-- Exercise objective --
Filter the data below for the string "Blendz" and copy each matching line.

-- Material provided --
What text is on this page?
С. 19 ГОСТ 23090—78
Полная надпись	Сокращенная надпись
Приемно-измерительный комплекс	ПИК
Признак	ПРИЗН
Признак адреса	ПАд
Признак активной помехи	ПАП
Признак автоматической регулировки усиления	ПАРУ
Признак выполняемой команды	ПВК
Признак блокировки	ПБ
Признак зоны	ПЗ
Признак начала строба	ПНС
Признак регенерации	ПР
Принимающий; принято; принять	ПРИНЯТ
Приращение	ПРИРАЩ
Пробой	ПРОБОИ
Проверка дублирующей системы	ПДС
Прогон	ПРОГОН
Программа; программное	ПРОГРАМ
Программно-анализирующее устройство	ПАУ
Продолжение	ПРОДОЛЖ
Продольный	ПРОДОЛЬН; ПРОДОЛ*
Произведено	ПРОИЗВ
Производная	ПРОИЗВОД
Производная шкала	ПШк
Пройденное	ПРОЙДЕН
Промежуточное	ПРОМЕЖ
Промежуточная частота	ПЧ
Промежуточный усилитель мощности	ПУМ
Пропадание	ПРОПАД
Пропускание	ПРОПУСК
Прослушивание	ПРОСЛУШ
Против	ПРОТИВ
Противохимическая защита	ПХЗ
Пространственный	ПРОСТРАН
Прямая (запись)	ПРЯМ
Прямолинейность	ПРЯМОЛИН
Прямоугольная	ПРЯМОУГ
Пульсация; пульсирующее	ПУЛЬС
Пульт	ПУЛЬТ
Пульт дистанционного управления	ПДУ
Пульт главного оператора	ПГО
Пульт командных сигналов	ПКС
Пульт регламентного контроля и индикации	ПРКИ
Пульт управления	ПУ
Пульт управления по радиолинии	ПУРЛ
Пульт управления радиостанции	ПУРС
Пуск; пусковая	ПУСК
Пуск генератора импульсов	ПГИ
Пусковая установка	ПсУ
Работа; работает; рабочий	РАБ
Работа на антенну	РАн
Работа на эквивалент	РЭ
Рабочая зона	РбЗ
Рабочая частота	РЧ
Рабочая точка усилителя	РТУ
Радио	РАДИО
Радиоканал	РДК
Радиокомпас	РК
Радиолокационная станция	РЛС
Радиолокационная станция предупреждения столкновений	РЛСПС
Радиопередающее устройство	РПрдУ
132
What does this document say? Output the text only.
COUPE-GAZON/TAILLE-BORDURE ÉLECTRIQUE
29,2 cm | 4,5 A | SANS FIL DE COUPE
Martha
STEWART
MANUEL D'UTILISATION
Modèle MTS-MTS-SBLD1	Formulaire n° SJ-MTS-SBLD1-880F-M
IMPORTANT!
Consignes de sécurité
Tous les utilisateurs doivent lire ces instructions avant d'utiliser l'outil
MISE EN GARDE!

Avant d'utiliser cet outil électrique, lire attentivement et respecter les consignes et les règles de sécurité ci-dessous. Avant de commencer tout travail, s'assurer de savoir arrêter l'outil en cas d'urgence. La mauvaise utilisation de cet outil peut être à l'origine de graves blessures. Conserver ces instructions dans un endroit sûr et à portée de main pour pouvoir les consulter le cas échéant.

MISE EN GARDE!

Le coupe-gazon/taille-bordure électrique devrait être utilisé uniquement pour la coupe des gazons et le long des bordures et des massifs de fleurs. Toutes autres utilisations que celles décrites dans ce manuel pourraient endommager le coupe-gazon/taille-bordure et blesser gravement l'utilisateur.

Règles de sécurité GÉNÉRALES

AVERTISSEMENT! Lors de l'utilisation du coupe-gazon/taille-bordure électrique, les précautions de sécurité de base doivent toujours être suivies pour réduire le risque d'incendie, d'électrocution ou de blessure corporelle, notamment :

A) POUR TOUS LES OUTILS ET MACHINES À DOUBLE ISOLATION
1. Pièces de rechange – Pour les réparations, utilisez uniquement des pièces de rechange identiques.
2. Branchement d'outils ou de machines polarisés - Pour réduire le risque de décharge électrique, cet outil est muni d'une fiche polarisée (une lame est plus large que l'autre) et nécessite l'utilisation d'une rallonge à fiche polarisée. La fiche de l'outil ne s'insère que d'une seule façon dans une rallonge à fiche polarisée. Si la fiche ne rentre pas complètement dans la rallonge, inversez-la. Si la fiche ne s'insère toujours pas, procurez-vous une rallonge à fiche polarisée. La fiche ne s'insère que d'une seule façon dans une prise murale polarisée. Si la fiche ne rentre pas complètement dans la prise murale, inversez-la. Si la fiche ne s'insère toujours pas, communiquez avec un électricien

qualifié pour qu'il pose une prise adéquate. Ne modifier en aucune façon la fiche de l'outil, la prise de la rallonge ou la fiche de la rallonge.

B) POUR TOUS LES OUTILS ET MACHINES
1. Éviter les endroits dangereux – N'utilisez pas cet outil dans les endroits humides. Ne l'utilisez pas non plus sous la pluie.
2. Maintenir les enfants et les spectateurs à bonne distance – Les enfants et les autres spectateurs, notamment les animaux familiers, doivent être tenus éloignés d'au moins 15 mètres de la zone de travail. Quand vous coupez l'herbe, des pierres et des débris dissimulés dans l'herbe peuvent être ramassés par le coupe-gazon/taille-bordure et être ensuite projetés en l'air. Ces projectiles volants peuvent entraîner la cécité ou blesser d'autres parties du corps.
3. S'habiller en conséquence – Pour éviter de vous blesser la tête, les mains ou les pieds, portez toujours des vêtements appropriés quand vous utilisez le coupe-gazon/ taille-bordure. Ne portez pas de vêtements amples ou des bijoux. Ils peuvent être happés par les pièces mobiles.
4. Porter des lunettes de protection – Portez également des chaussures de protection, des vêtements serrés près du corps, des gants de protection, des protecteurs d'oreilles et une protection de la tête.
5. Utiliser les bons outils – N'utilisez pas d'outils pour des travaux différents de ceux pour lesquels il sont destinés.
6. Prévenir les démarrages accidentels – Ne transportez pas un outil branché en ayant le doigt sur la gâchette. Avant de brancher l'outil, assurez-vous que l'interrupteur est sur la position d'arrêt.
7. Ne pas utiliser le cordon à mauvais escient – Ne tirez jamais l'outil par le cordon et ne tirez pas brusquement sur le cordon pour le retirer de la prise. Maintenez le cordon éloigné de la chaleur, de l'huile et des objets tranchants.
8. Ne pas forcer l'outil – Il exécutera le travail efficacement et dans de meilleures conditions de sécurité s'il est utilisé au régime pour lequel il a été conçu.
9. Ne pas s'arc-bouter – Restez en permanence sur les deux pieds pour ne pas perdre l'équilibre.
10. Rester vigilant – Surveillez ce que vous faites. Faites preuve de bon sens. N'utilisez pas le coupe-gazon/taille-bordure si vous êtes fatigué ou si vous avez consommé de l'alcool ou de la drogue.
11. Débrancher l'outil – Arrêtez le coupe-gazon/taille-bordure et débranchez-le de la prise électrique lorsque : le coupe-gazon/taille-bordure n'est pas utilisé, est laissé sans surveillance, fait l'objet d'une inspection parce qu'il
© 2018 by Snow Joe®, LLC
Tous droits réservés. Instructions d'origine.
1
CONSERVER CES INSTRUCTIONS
--
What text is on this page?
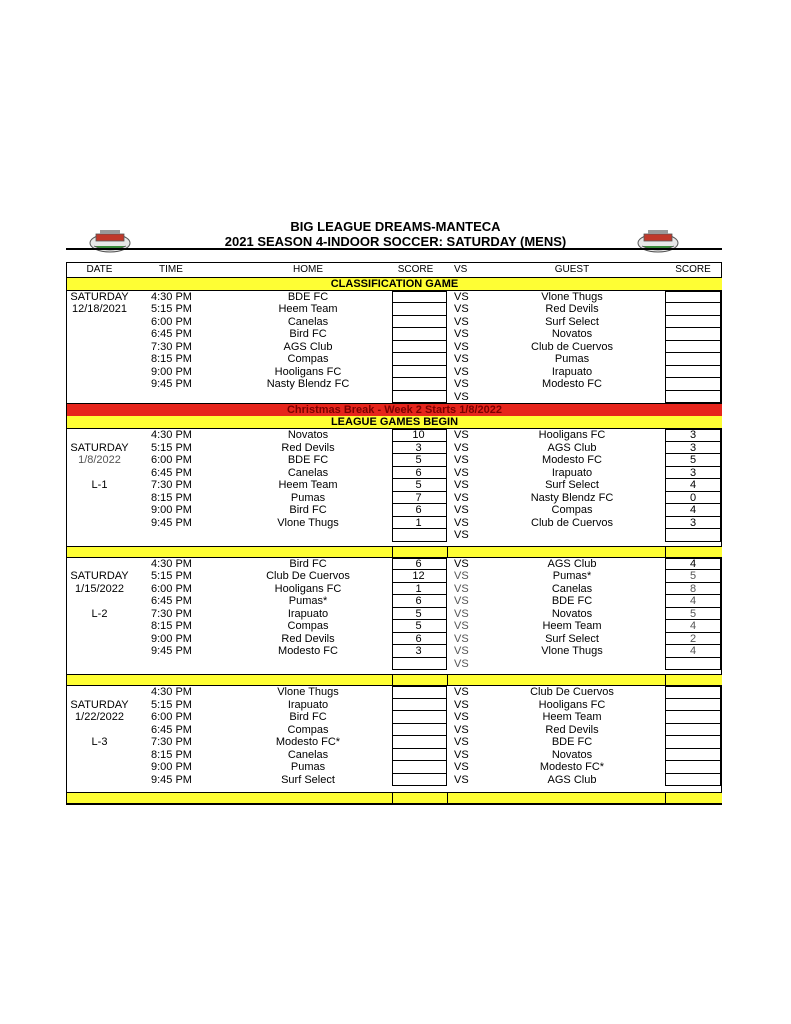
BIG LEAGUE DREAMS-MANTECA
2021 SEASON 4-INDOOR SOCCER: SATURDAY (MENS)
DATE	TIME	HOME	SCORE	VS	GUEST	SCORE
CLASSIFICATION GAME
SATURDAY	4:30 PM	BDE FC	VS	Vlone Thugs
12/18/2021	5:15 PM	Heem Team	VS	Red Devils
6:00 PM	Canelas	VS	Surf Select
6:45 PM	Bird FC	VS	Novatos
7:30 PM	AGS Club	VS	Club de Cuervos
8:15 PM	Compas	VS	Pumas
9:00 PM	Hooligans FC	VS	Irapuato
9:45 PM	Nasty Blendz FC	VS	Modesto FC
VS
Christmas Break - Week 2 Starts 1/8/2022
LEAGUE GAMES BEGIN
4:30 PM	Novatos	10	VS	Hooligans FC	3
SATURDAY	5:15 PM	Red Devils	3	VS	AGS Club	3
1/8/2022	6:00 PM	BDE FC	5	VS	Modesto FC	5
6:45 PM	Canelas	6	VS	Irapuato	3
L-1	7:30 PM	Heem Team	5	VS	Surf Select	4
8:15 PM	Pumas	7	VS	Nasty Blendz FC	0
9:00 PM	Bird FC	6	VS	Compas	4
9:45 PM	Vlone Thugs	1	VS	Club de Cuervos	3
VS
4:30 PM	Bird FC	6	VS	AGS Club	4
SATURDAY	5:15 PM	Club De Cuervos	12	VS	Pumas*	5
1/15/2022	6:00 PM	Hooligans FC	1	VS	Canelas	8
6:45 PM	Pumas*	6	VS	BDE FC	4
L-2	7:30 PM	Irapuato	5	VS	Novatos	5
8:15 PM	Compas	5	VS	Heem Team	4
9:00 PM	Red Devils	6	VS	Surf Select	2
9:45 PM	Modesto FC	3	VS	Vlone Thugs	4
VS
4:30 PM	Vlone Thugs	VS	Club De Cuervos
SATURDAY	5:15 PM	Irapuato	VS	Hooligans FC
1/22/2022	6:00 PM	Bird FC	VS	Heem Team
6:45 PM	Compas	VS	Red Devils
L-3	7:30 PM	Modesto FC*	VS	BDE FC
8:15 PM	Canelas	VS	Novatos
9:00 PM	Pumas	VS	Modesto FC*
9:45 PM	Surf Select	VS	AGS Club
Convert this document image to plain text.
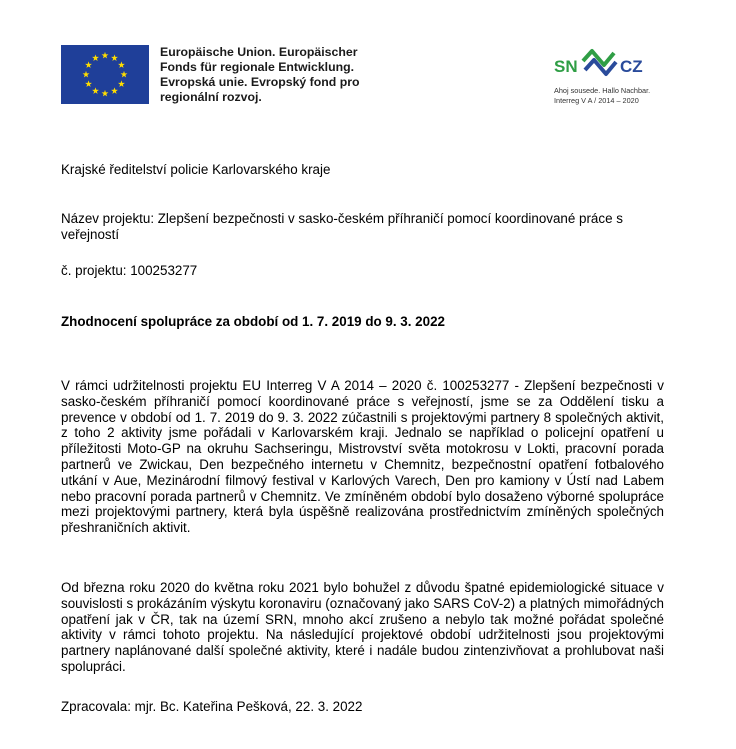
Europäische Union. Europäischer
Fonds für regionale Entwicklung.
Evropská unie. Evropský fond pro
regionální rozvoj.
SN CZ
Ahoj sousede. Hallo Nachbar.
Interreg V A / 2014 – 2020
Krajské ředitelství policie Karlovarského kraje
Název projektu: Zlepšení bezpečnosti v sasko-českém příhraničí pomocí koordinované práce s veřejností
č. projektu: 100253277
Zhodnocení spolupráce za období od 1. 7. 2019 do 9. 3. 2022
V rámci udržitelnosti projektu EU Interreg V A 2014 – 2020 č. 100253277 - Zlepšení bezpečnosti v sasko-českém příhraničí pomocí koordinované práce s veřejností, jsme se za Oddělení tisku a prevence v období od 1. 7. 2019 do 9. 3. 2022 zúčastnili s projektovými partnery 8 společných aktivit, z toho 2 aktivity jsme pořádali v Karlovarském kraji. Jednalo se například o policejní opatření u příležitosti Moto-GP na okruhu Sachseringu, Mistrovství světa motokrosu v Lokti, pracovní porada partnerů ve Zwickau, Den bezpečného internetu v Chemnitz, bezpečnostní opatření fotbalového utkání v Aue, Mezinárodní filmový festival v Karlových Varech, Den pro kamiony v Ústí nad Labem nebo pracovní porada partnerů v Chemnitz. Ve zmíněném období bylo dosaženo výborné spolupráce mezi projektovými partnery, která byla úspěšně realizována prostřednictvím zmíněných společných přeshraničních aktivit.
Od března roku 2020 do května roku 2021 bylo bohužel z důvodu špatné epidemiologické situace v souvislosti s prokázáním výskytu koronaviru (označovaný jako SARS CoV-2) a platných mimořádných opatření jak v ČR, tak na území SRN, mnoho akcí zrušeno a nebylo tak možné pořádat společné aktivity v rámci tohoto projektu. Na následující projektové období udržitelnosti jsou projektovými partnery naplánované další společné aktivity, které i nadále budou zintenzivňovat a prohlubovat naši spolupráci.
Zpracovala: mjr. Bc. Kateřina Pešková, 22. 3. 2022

-- Final result --
9:45 PM	Nasty Blendz FC	VS	Modesto FC
8:15 PM	Pumas	7	VS	Nasty Blendz FC	0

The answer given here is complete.